## WHAT IS ASKED
From the data that follows, copy every line holding the string "momento".

## Extracted data entries
>>>
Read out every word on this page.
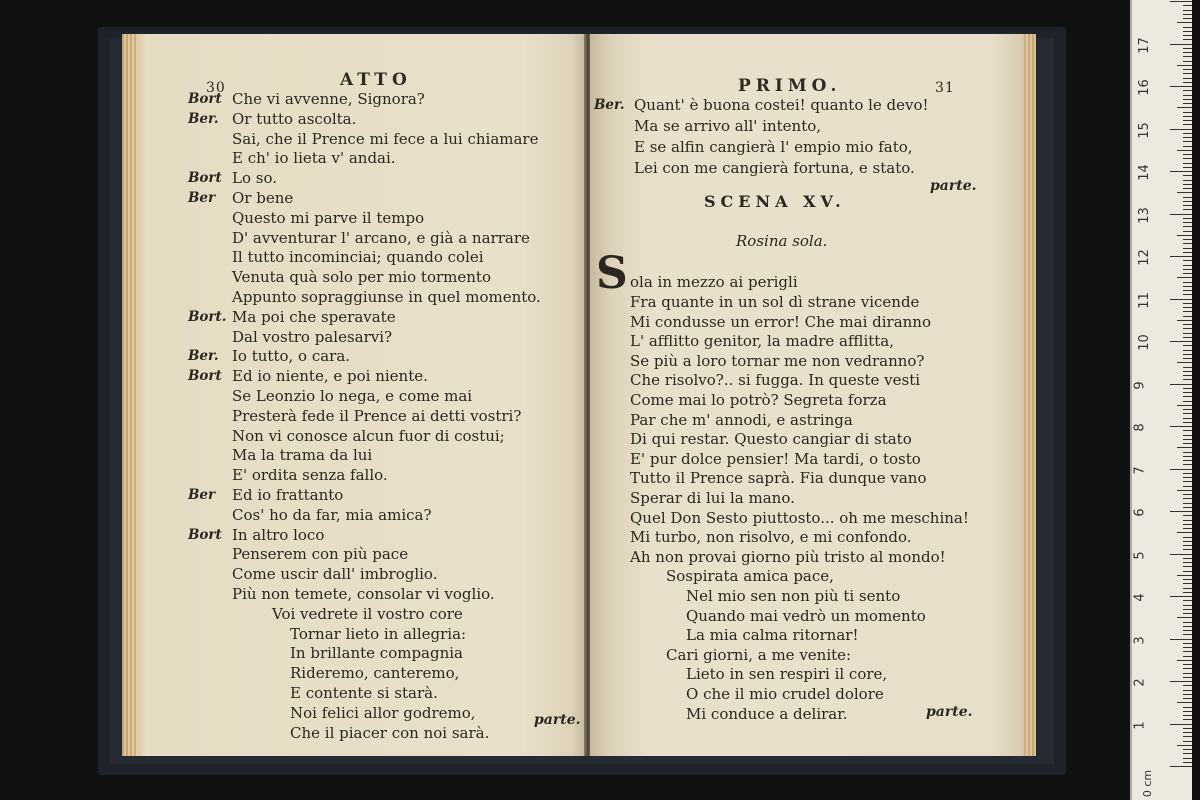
30	ATTO
Bort Che vi avvenne, Signora?
Ber. Or tutto ascolta.
Sai, che il Prence mi fece a lui chiamare
E ch' io lieta v' andai.
Bort Lo so.
Ber Or bene
Questo mi parve il tempo
D' avventurar l' arcano, e già a narrare
Il tutto incominciai; quando colei
Venuta quà solo per mio tormento
Appunto sopraggiunse in quel momento.
Bort. Ma poi che speravate
Dal vostro palesarvi?
Ber. Io tutto, o cara.
Bort Ed io niente, e poi niente.
Se Leonzio lo nega, e come mai
Presterà fede il Prence ai detti vostri?
Non vi conosce alcun fuor di costui;
Ma la trama da lui
E' ordita senza fallo.
Ber Ed io frattanto
Cos' ho da far, mia amica?
Bort In altro loco
Penserem con più pace
Come uscir dall' imbroglio.
Più non temete, consolar vi voglio.
Voi vedrete il vostro core
Tornar lieto in allegria:
In brillante compagnia
Rideremo, canteremo,
E contente si starà.
Noi felici allor godremo,
Che il piacer con noi sarà.
parte.
PRIMO.	31
Ber. Quant' è buona costei! quanto le devo!
Ma se arrivo all' intento,
E se alfin cangierà l' empio mio fato,
Lei con me cangierà fortuna, e stato.
parte.
SCENA XV.
Rosina sola.
S ola in mezzo ai perigli
Fra quante in un sol dì strane vicende
Mi condusse un error! Che mai diranno
L' afflitto genitor, la madre afflitta,
Se più a loro tornar me non vedranno?
Che risolvo?.. si fugga. In queste vesti
Come mai lo potrò? Segreta forza
Par che m' annodi, e astringa
Di qui restar. Questo cangiar di stato
E' pur dolce pensier! Ma tardi, o tosto
Tutto il Prence saprà. Fia dunque vano
Sperar di lui la mano.
Quel Don Sesto piuttosto... oh me meschina!
Mi turbo, non risolvo, e mi confondo.
Ah non provai giorno più tristo al mondo!
Sospirata amica pace,
Nel mio sen non più ti sento
Quando mai vedrò un momento
La mia calma ritornar!
Cari giorni, a me venite:
Lieto in sen respiri il core,
O che il mio crudel dolore
Mi conduce a delirar.	parte.
17
16
15
14
13
12
11
10
9
8
7
6
5
4
3
2
1
0 cm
<<<
## CORRECT ANSWER
Appunto sopraggiunse in quel momento.
Quando mai vedrò un momento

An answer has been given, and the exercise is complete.